** start of RECORD LIST **

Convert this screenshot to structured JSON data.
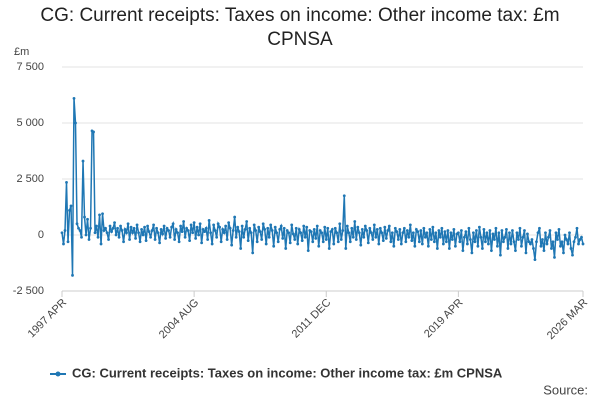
{
  "chart_data": {
    "type": "line",
    "title": "CG: Current receipts: Taxes on income: Other income tax: £m CPNSA",
    "y_unit": "£m",
    "source": "Source:",
    "ylim": [
      -2500,
      7500
    ],
    "yticks": [
      {
        "value": -2500,
        "label": "-2 500"
      },
      0,
      {
        "value": 2500,
        "label": "2 500"
      },
      {
        "value": 5000,
        "label": "5 000"
      },
      {
        "value": 7500,
        "label": "7 500"
      }
    ],
    "grid": true,
    "categories": [
      "1997 APR",
      null,
      null,
      null,
      null,
      null,
      null,
      null,
      null,
      null,
      null,
      null,
      null,
      null,
      null,
      null,
      null,
      null,
      null,
      null,
      null,
      null,
      null,
      null,
      null,
      null,
      null,
      null,
      null,
      null,
      null,
      null,
      null,
      null,
      null,
      null,
      null,
      null,
      null,
      null,
      null,
      null,
      null,
      null,
      null,
      null,
      null,
      null,
      null,
      null,
      null,
      null,
      null,
      null,
      null,
      null,
      null,
      null,
      null,
      null,
      null,
      null,
      null,
      null,
      null,
      null,
      null,
      null,
      null,
      null,
      null,
      null,
      null,
      null,
      null,
      null,
      null,
      null,
      null,
      null,
      null,
      null,
      null,
      null,
      null,
      null,
      null,
      null,
      "2004 AUG",
      null,
      null,
      null,
      null,
      null,
      null,
      null,
      null,
      null,
      null,
      null,
      null,
      null,
      null,
      null,
      null,
      null,
      null,
      null,
      null,
      null,
      null,
      null,
      null,
      null,
      null,
      null,
      null,
      null,
      null,
      null,
      null,
      null,
      null,
      null,
      null,
      null,
      null,
      null,
      null,
      null,
      null,
      null,
      null,
      null,
      null,
      null,
      null,
      null,
      null,
      null,
      null,
      null,
      null,
      null,
      null,
      null,
      null,
      null,
      null,
      null,
      null,
      null,
      null,
      null,
      null,
      null,
      null,
      null,
      null,
      null,
      null,
      null,
      null,
      null,
      null,
      null,
      null,
      null,
      null,
      null,
      null,
      null,
      null,
      null,
      null,
      null,
      "2011 DEC",
      null,
      null,
      null,
      null,
      null,
      null,
      null,
      null,
      null,
      null,
      null,
      null,
      null,
      null,
      null,
      null,
      null,
      null,
      null,
      null,
      null,
      null,
      null,
      null,
      null,
      null,
      null,
      null,
      null,
      null,
      null,
      null,
      null,
      null,
      null,
      null,
      null,
      null,
      null,
      null,
      null,
      null,
      null,
      null,
      null,
      null,
      null,
      null,
      null,
      null,
      null,
      null,
      null,
      null,
      null,
      null,
      null,
      null,
      null,
      null,
      null,
      null,
      null,
      null,
      null,
      null,
      null,
      null,
      null,
      null,
      null,
      null,
      null,
      null,
      null,
      null,
      null,
      null,
      null,
      null,
      null,
      null,
      null,
      null,
      null,
      null,
      null,
      "2019 APR",
      null,
      null,
      null,
      null,
      null,
      null,
      null,
      null,
      null,
      null,
      null,
      null,
      null,
      null,
      null,
      null,
      null,
      null,
      null,
      null,
      null,
      null,
      null,
      null,
      null,
      null,
      null,
      null,
      null,
      null,
      null,
      null,
      null,
      null,
      null,
      null,
      null,
      null,
      null,
      null,
      null,
      null,
      null,
      null,
      null,
      null,
      null,
      null,
      null,
      null,
      null,
      null,
      null,
      null,
      null,
      null,
      null,
      null,
      null,
      null,
      null,
      null,
      null,
      null,
      null,
      null,
      null,
      null,
      null,
      null,
      null,
      null,
      null,
      null,
      null,
      null,
      null,
      null,
      null,
      null,
      null,
      null,
      "2026 MAR"
    ],
    "series": [
      {
        "name": "CG: Current receipts: Taxes on income: Other income tax: £m CPNSA",
        "color": "#1f77b4",
        "values": [
          100,
          -400,
          200,
          2350,
          -300,
          1100,
          1300,
          -1800,
          6100,
          5000,
          500,
          300,
          200,
          -100,
          3300,
          800,
          0,
          700,
          -200,
          300,
          4650,
          4600,
          100,
          400,
          -100,
          900,
          -400,
          950,
          200,
          300,
          100,
          -200,
          400,
          150,
          300,
          550,
          0,
          300,
          -100,
          400,
          200,
          -300,
          250,
          100,
          500,
          -200,
          350,
          100,
          300,
          -150,
          450,
          100,
          -300,
          250,
          0,
          350,
          -250,
          400,
          150,
          -100,
          200,
          450,
          -200,
          300,
          100,
          -350,
          250,
          50,
          400,
          -150,
          300,
          200,
          -100,
          350,
          500,
          -200,
          250,
          100,
          -300,
          400,
          150,
          600,
          -100,
          300,
          200,
          -250,
          450,
          100,
          550,
          -150,
          350,
          0,
          500,
          -350,
          250,
          150,
          300,
          -200,
          650,
          100,
          -400,
          450,
          200,
          -100,
          500,
          350,
          -300,
          250,
          100,
          400,
          -200,
          550,
          300,
          -450,
          200,
          800,
          -100,
          350,
          150,
          -600,
          400,
          -100,
          250,
          600,
          -250,
          300,
          100,
          -800,
          450,
          200,
          -300,
          350,
          150,
          -200,
          500,
          250,
          -400,
          300,
          -100,
          450,
          200,
          -500,
          350,
          100,
          -300,
          250,
          400,
          -150,
          300,
          -600,
          200,
          100,
          -350,
          450,
          50,
          -200,
          300,
          -400,
          250,
          100,
          -250,
          400,
          -100,
          350,
          -700,
          200,
          150,
          -300,
          250,
          -150,
          400,
          -500,
          200,
          100,
          -300,
          350,
          -200,
          300,
          -600,
          150,
          250,
          -400,
          300,
          100,
          -300,
          500,
          -200,
          200,
          1750,
          -600,
          400,
          100,
          -300,
          300,
          -100,
          600,
          -200,
          350,
          100,
          -450,
          250,
          -100,
          400,
          200,
          -350,
          300,
          100,
          -200,
          450,
          -100,
          250,
          -400,
          300,
          100,
          -250,
          350,
          -150,
          200,
          400,
          -300,
          100,
          -500,
          300,
          150,
          -200,
          250,
          -400,
          100,
          300,
          -300,
          200,
          -100,
          450,
          -250,
          100,
          -500,
          250,
          150,
          -300,
          200,
          -400,
          300,
          -100,
          100,
          -500,
          250,
          -200,
          350,
          -300,
          100,
          -600,
          200,
          -100,
          300,
          -400,
          150,
          -300,
          200,
          -600,
          100,
          -200,
          250,
          -500,
          50,
          100,
          -300,
          200,
          -700,
          -100,
          150,
          -400,
          300,
          -200,
          -800,
          100,
          -300,
          200,
          -500,
          350,
          -100,
          -600,
          250,
          -300,
          100,
          -400,
          200,
          -700,
          50,
          -200,
          300,
          -500,
          100,
          -900,
          200,
          -300,
          -100,
          250,
          -600,
          100,
          -400,
          200,
          -300,
          -700,
          100,
          -200,
          300,
          -500,
          -100,
          200,
          -800,
          50,
          -300,
          -400,
          -200,
          -600,
          -1100,
          -300,
          100,
          300,
          -500,
          -200,
          -700,
          100,
          -400,
          -100,
          200,
          -600,
          -300,
          -1000,
          100,
          -200,
          250,
          -500,
          -300,
          -800,
          0,
          -200,
          -400,
          100,
          -600,
          -900,
          -300,
          -100,
          300,
          -400,
          -200,
          -100,
          -400
        ]
      }
    ]
  }
}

** end of RECORD LIST **

STATED TASK
Return all lines of the material above in which the word "CPNSA" occurs.

RESULT OF THE TASK
    "title": "CG: Current receipts: Taxes on income: Other income tax: £m CPNSA",
        "name": "CG: Current receipts: Taxes on income: Other income tax: £m CPNSA",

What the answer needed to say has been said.